Records for the task:
+ + + + +
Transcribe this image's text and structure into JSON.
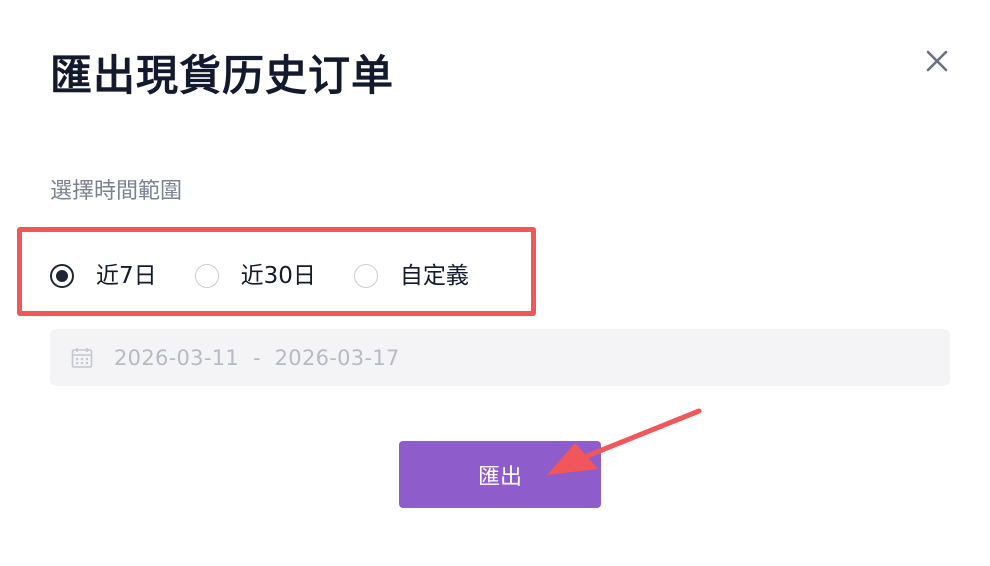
{
  "dialog": {
    "title": "匯出現貨历史订单",
    "close_icon": "close-icon"
  },
  "range": {
    "label": "選擇時間範圍",
    "options": [
      {
        "label": "近7日",
        "checked": true
      },
      {
        "label": "近30日",
        "checked": false
      },
      {
        "label": "自定義",
        "checked": false
      }
    ]
  },
  "date_range": {
    "icon": "calendar-icon",
    "start": "2026-03-11",
    "separator": "-",
    "end": "2026-03-17"
  },
  "export_button": {
    "label": "匯出"
  },
  "colors": {
    "accent": "#8f5ccc",
    "annotation": "#f0565a",
    "title": "#141a2e"
  }
}
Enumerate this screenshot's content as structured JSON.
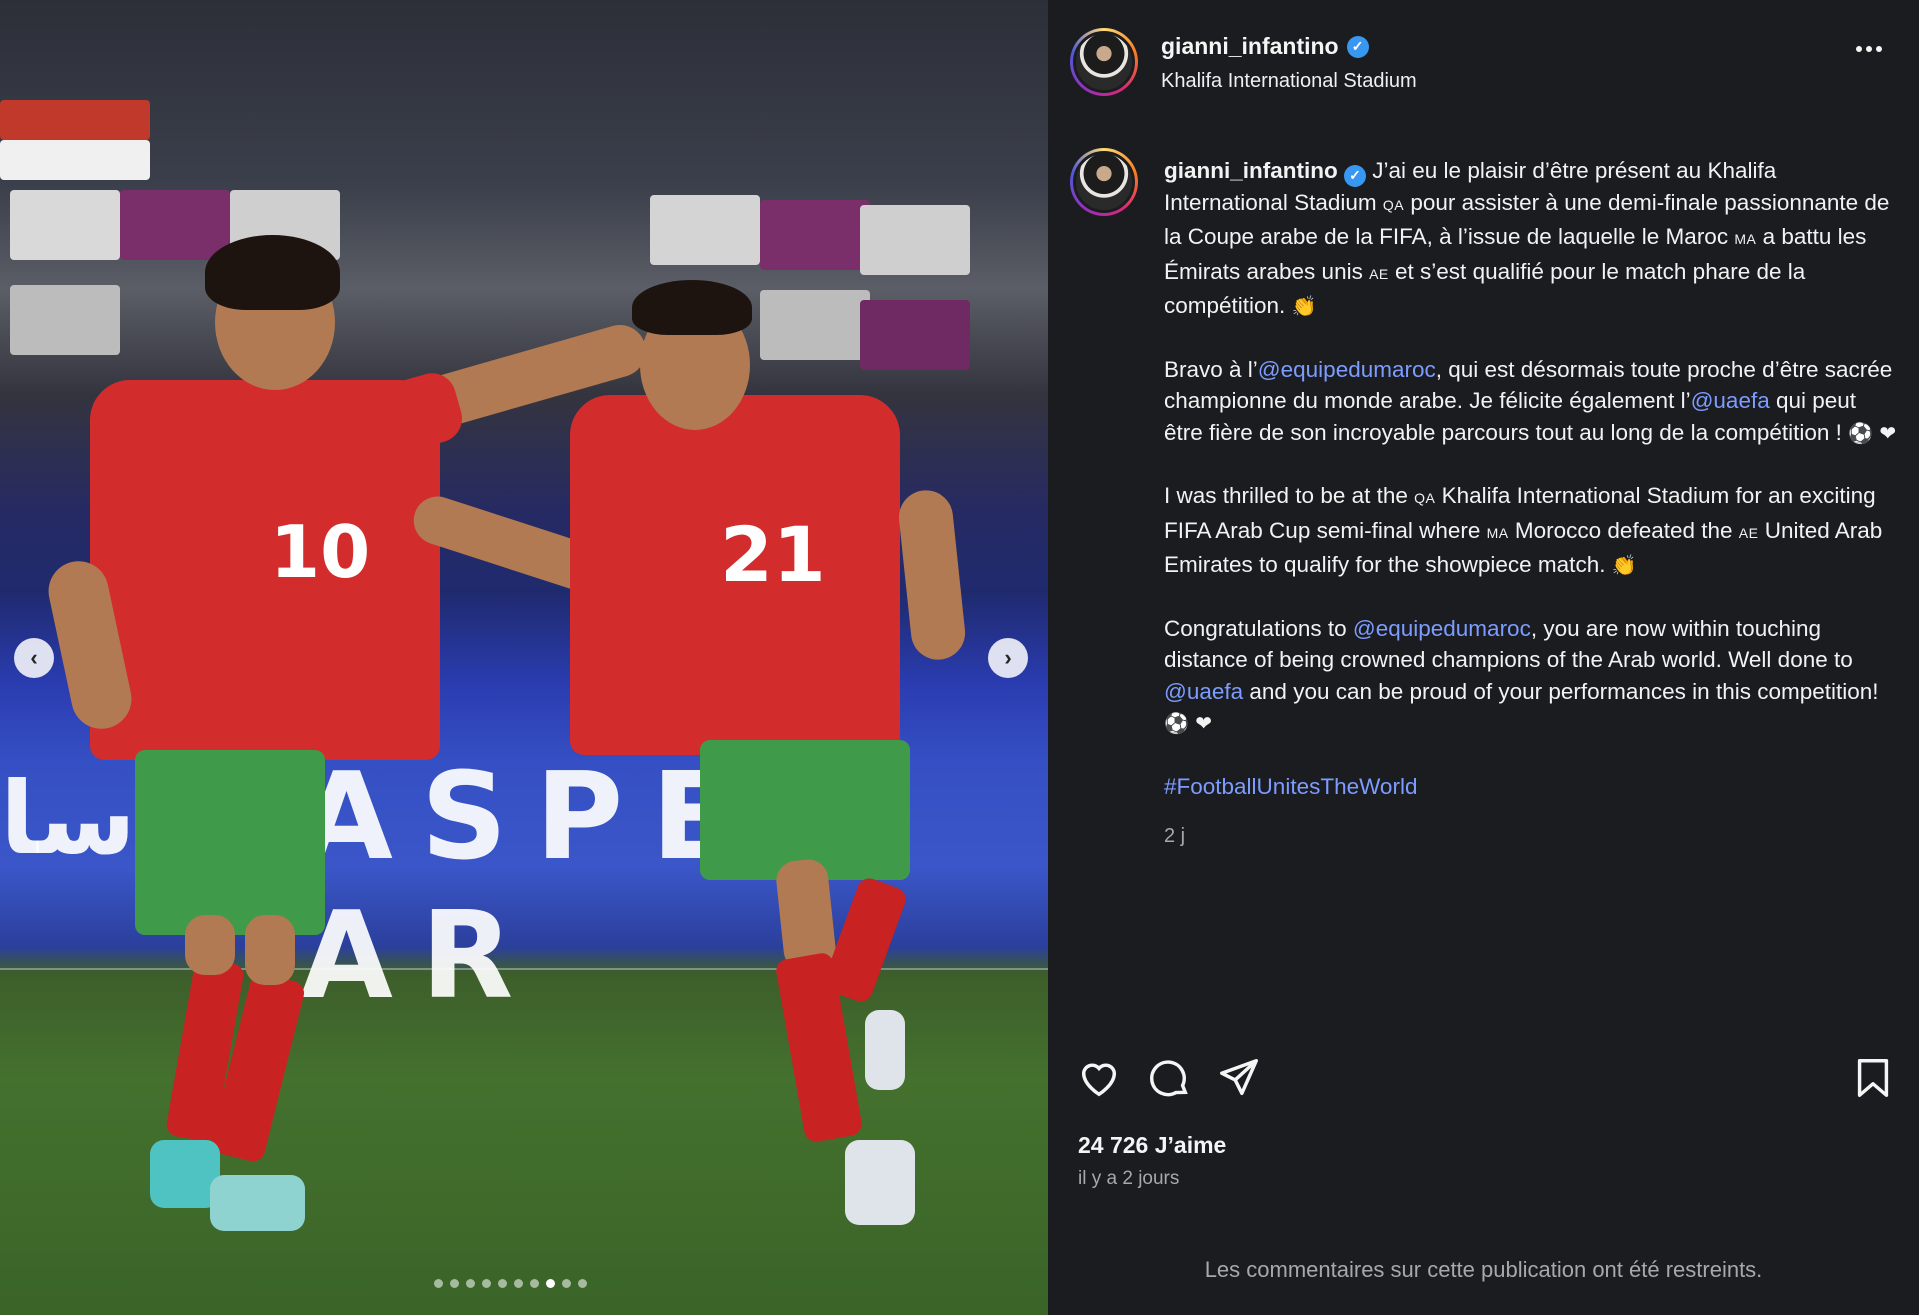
+ + + + +
The request:
Make an exact copy of the listing above. Do not include the pictures.

Final answer:
Transcribe this image's text and structure into JSON.
{
  "dialog": {
    "title": "匯出現貨历史订单",
    "close_icon": "close-icon"
  },
  "range": {
    "label": "選擇時間範圍",
    "options": [
      {
        "label": "近7日",
        "checked": true
      },
      {
        "label": "近30日",
        "checked": false
      },
      {
        "label": "自定義",
        "checked": false
      }
    ]
  },
  "date_range": {
    "icon": "calendar-icon",
    "start": "2026-03-11",
    "separator": "-",
    "end": "2026-03-17"
  },
  "export_button": {
    "label": "匯出"
  },
  "colors": {
    "accent": "#8f5ccc",
    "annotation": "#f0565a",
    "title": "#141a2e"
  }
}
Enumerate this screenshot's content as structured JSON.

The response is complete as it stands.